_What is needed_
Every line in the listing is to be echoed verbatim.

* start *

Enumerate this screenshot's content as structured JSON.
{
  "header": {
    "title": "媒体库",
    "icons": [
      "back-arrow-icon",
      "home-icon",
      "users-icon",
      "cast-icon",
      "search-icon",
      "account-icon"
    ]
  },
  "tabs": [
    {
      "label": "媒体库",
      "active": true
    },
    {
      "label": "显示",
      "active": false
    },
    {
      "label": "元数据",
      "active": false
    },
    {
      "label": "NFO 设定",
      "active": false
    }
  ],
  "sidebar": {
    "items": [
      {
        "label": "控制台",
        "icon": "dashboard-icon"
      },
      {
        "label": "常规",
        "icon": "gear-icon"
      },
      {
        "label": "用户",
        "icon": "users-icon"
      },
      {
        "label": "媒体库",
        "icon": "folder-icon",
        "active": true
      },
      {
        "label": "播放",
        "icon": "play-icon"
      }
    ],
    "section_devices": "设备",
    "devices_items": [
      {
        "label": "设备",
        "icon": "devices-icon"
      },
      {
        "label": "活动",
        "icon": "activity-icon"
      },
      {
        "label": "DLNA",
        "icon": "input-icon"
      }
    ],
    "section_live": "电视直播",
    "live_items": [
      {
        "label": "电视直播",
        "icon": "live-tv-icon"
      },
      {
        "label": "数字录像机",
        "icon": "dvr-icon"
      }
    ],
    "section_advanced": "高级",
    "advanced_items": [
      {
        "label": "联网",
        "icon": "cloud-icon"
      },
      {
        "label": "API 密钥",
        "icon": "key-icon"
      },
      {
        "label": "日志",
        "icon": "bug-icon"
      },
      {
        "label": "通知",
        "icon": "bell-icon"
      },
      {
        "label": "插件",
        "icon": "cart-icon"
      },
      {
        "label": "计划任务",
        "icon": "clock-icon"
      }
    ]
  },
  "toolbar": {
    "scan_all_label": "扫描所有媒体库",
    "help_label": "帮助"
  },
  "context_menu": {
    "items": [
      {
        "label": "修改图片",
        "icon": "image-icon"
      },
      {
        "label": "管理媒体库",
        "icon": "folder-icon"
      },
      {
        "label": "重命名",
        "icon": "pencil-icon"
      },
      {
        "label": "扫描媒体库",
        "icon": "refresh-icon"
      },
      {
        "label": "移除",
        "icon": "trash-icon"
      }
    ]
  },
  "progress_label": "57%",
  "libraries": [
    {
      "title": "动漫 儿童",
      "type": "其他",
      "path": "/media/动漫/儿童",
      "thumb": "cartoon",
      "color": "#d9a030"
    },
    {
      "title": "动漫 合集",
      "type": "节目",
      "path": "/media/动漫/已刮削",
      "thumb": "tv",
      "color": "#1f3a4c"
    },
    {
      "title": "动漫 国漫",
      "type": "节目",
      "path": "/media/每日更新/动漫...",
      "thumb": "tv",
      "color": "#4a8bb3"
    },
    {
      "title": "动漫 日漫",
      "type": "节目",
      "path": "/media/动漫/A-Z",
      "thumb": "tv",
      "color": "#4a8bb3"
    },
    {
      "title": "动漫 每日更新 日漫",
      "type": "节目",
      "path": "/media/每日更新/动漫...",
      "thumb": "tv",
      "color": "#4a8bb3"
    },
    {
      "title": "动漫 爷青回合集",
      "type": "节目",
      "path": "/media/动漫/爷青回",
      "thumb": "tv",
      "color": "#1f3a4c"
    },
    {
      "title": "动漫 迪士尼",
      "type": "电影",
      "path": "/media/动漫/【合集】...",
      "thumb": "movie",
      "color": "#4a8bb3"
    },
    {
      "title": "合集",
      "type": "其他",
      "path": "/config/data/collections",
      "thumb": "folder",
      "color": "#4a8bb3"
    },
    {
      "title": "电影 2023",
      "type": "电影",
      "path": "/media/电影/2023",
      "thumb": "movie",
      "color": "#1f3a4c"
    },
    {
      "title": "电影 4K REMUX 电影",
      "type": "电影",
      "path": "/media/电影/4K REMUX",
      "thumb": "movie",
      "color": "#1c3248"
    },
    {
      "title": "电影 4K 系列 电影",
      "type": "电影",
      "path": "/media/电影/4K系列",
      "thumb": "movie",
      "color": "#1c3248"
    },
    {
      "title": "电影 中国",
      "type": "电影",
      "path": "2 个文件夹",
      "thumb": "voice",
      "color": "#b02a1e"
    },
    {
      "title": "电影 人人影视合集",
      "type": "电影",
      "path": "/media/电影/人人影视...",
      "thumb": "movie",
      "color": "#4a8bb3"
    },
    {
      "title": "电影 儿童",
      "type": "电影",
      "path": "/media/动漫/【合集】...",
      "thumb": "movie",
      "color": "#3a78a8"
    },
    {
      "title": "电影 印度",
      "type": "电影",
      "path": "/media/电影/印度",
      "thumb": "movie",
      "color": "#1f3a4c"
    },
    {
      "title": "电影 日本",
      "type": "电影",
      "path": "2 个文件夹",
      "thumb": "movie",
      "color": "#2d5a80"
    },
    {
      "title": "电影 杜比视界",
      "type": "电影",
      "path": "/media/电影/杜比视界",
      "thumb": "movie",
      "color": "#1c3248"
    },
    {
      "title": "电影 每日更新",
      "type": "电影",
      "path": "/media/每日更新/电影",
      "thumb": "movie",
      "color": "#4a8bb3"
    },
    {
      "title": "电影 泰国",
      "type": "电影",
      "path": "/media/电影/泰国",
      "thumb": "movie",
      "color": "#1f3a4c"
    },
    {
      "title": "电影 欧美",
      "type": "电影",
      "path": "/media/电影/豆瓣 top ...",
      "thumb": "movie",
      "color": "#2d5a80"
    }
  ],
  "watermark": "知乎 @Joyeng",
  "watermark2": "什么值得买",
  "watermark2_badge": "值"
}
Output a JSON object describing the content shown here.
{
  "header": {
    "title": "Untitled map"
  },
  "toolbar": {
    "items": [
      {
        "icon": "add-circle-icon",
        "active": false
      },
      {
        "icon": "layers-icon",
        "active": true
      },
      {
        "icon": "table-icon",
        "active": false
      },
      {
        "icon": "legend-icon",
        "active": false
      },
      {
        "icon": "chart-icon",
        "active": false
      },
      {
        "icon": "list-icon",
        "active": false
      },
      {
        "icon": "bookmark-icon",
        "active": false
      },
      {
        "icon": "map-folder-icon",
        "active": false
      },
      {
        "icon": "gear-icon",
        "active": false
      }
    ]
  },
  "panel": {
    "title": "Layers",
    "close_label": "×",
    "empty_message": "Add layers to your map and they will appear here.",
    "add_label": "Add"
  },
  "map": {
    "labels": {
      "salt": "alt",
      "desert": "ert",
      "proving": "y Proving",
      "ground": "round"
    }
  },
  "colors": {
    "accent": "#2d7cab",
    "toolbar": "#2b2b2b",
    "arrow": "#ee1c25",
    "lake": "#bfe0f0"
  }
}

* end *

_Task response_
Enumerate this screenshot's content as structured JSON.
{
  "header": {
    "title": "媒体库",
    "icons": [
      "back-arrow-icon",
      "home-icon",
      "users-icon",
      "cast-icon",
      "search-icon",
      "account-icon"
    ]
  },
  "tabs": [
    {
      "label": "媒体库",
      "active": true
    },
    {
      "label": "显示",
      "active": false
    },
    {
      "label": "元数据",
      "active": false
    },
    {
      "label": "NFO 设定",
      "active": false
    }
  ],
  "sidebar": {
    "items": [
      {
        "label": "控制台",
        "icon": "dashboard-icon"
      },
      {
        "label": "常规",
        "icon": "gear-icon"
      },
      {
        "label": "用户",
        "icon": "users-icon"
      },
      {
        "label": "媒体库",
        "icon": "folder-icon",
        "active": true
      },
      {
        "label": "播放",
        "icon": "play-icon"
      }
    ],
    "section_devices": "设备",
    "devices_items": [
      {
        "label": "设备",
        "icon": "devices-icon"
      },
      {
        "label": "活动",
        "icon": "activity-icon"
      },
      {
        "label": "DLNA",
        "icon": "input-icon"
      }
    ],
    "section_live": "电视直播",
    "live_items": [
      {
        "label": "电视直播",
        "icon": "live-tv-icon"
      },
      {
        "label": "数字录像机",
        "icon": "dvr-icon"
      }
    ],
    "section_advanced": "高级",
    "advanced_items": [
      {
        "label": "联网",
        "icon": "cloud-icon"
      },
      {
        "label": "API 密钥",
        "icon": "key-icon"
      },
      {
        "label": "日志",
        "icon": "bug-icon"
      },
      {
        "label": "通知",
        "icon": "bell-icon"
      },
      {
        "label": "插件",
        "icon": "cart-icon"
      },
      {
        "label": "计划任务",
        "icon": "clock-icon"
      }
    ]
  },
  "toolbar": {
    "scan_all_label": "扫描所有媒体库",
    "help_label": "帮助"
  },
  "context_menu": {
    "items": [
      {
        "label": "修改图片",
        "icon": "image-icon"
      },
      {
        "label": "管理媒体库",
        "icon": "folder-icon"
      },
      {
        "label": "重命名",
        "icon": "pencil-icon"
      },
      {
        "label": "扫描媒体库",
        "icon": "refresh-icon"
      },
      {
        "label": "移除",
        "icon": "trash-icon"
      }
    ]
  },
  "progress_label": "57%",
  "libraries": [
    {
      "title": "动漫 儿童",
      "type": "其他",
      "path": "/media/动漫/儿童",
      "thumb": "cartoon",
      "color": "#d9a030"
    },
    {
      "title": "动漫 合集",
      "type": "节目",
      "path": "/media/动漫/已刮削",
      "thumb": "tv",
      "color": "#1f3a4c"
    },
    {
      "title": "动漫 国漫",
      "type": "节目",
      "path": "/media/每日更新/动漫...",
      "thumb": "tv",
      "color": "#4a8bb3"
    },
    {
      "title": "动漫 日漫",
      "type": "节目",
      "path": "/media/动漫/A-Z",
      "thumb": "tv",
      "color": "#4a8bb3"
    },
    {
      "title": "动漫 每日更新 日漫",
      "type": "节目",
      "path": "/media/每日更新/动漫...",
      "thumb": "tv",
      "color": "#4a8bb3"
    },
    {
      "title": "动漫 爷青回合集",
      "type": "节目",
      "path": "/media/动漫/爷青回",
      "thumb": "tv",
      "color": "#1f3a4c"
    },
    {
      "title": "动漫 迪士尼",
      "type": "电影",
      "path": "/media/动漫/【合集】...",
      "thumb": "movie",
      "color": "#4a8bb3"
    },
    {
      "title": "合集",
      "type": "其他",
      "path": "/config/data/collections",
      "thumb": "folder",
      "color": "#4a8bb3"
    },
    {
      "title": "电影 2023",
      "type": "电影",
      "path": "/media/电影/2023",
      "thumb": "movie",
      "color": "#1f3a4c"
    },
    {
      "title": "电影 4K REMUX 电影",
      "type": "电影",
      "path": "/media/电影/4K REMUX",
      "thumb": "movie",
      "color": "#1c3248"
    },
    {
      "title": "电影 4K 系列 电影",
      "type": "电影",
      "path": "/media/电影/4K系列",
      "thumb": "movie",
      "color": "#1c3248"
    },
    {
      "title": "电影 中国",
      "type": "电影",
      "path": "2 个文件夹",
      "thumb": "voice",
      "color": "#b02a1e"
    },
    {
      "title": "电影 人人影视合集",
      "type": "电影",
      "path": "/media/电影/人人影视...",
      "thumb": "movie",
      "color": "#4a8bb3"
    },
    {
      "title": "电影 儿童",
      "type": "电影",
      "path": "/media/动漫/【合集】...",
      "thumb": "movie",
      "color": "#3a78a8"
    },
    {
      "title": "电影 印度",
      "type": "电影",
      "path": "/media/电影/印度",
      "thumb": "movie",
      "color": "#1f3a4c"
    },
    {
      "title": "电影 日本",
      "type": "电影",
      "path": "2 个文件夹",
      "thumb": "movie",
      "color": "#2d5a80"
    },
    {
      "title": "电影 杜比视界",
      "type": "电影",
      "path": "/media/电影/杜比视界",
      "thumb": "movie",
      "color": "#1c3248"
    },
    {
      "title": "电影 每日更新",
      "type": "电影",
      "path": "/media/每日更新/电影",
      "thumb": "movie",
      "color": "#4a8bb3"
    },
    {
      "title": "电影 泰国",
      "type": "电影",
      "path": "/media/电影/泰国",
      "thumb": "movie",
      "color": "#1f3a4c"
    },
    {
      "title": "电影 欧美",
      "type": "电影",
      "path": "/media/电影/豆瓣 top ...",
      "thumb": "movie",
      "color": "#2d5a80"
    }
  ],
  "watermark": "知乎 @Joyeng",
  "watermark2": "什么值得买",
  "watermark2_badge": "值"
}
Output a JSON object describing the content shown here.
{
  "header": {
    "title": "Untitled map"
  },
  "toolbar": {
    "items": [
      {
        "icon": "add-circle-icon",
        "active": false
      },
      {
        "icon": "layers-icon",
        "active": true
      },
      {
        "icon": "table-icon",
        "active": false
      },
      {
        "icon": "legend-icon",
        "active": false
      },
      {
        "icon": "chart-icon",
        "active": false
      },
      {
        "icon": "list-icon",
        "active": false
      },
      {
        "icon": "bookmark-icon",
        "active": false
      },
      {
        "icon": "map-folder-icon",
        "active": false
      },
      {
        "icon": "gear-icon",
        "active": false
      }
    ]
  },
  "panel": {
    "title": "Layers",
    "close_label": "×",
    "empty_message": "Add layers to your map and they will appear here.",
    "add_label": "Add"
  },
  "map": {
    "labels": {
      "salt": "alt",
      "desert": "ert",
      "proving": "y Proving",
      "ground": "round"
    }
  },
  "colors": {
    "accent": "#2d7cab",
    "toolbar": "#2b2b2b",
    "arrow": "#ee1c25",
    "lake": "#bfe0f0"
  }
}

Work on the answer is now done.